Element placement data:
• • • •

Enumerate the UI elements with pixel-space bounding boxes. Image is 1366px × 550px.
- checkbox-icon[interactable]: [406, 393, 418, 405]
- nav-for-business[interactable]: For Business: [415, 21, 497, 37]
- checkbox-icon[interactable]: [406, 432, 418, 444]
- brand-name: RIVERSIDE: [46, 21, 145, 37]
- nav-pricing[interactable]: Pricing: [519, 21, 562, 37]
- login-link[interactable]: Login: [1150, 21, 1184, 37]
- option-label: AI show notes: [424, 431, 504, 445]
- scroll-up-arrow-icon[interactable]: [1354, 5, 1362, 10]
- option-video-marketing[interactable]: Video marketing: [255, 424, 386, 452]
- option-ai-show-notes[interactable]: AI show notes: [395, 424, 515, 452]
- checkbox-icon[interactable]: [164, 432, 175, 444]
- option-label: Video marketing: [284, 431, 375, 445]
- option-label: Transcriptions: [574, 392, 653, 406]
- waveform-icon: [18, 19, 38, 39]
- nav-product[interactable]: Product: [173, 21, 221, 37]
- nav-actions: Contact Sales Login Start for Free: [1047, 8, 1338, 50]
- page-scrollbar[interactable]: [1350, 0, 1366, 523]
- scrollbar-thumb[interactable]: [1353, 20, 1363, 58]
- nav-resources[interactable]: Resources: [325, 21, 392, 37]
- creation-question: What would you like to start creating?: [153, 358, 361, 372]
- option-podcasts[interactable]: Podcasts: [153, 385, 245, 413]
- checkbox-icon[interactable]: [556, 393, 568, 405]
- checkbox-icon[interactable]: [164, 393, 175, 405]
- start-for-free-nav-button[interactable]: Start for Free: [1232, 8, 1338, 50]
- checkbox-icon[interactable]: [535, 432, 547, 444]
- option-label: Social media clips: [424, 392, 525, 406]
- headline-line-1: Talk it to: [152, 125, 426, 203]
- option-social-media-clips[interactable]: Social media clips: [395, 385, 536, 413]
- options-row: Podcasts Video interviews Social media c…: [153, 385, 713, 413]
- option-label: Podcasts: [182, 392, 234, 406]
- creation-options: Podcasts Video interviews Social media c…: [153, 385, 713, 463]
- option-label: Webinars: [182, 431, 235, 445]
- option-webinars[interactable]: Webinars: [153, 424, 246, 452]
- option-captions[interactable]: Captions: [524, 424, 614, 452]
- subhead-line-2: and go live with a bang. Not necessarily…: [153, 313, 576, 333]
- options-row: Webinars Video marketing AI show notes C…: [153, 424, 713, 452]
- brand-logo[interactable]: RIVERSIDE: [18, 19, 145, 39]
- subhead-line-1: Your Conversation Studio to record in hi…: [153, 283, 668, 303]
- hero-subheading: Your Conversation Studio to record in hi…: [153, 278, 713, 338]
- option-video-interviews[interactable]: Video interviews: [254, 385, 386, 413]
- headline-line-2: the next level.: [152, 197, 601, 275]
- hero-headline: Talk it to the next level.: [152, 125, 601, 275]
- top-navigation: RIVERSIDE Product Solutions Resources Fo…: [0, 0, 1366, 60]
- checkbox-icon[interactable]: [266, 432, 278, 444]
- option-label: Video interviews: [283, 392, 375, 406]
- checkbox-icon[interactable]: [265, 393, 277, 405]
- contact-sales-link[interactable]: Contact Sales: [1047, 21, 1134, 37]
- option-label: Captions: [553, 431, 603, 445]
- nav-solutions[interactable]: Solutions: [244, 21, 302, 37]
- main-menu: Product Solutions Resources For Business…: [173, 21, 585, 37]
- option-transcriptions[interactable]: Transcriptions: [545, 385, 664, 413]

• • • •

- _What is asked_: Select every line in the entries above that contains the string "Login" and copy each one.

- _Solution to this exercise_:
- login-link[interactable]: Login: [1150, 21, 1184, 37]
- nav-actions: Contact Sales Login Start for Free: [1047, 8, 1338, 50]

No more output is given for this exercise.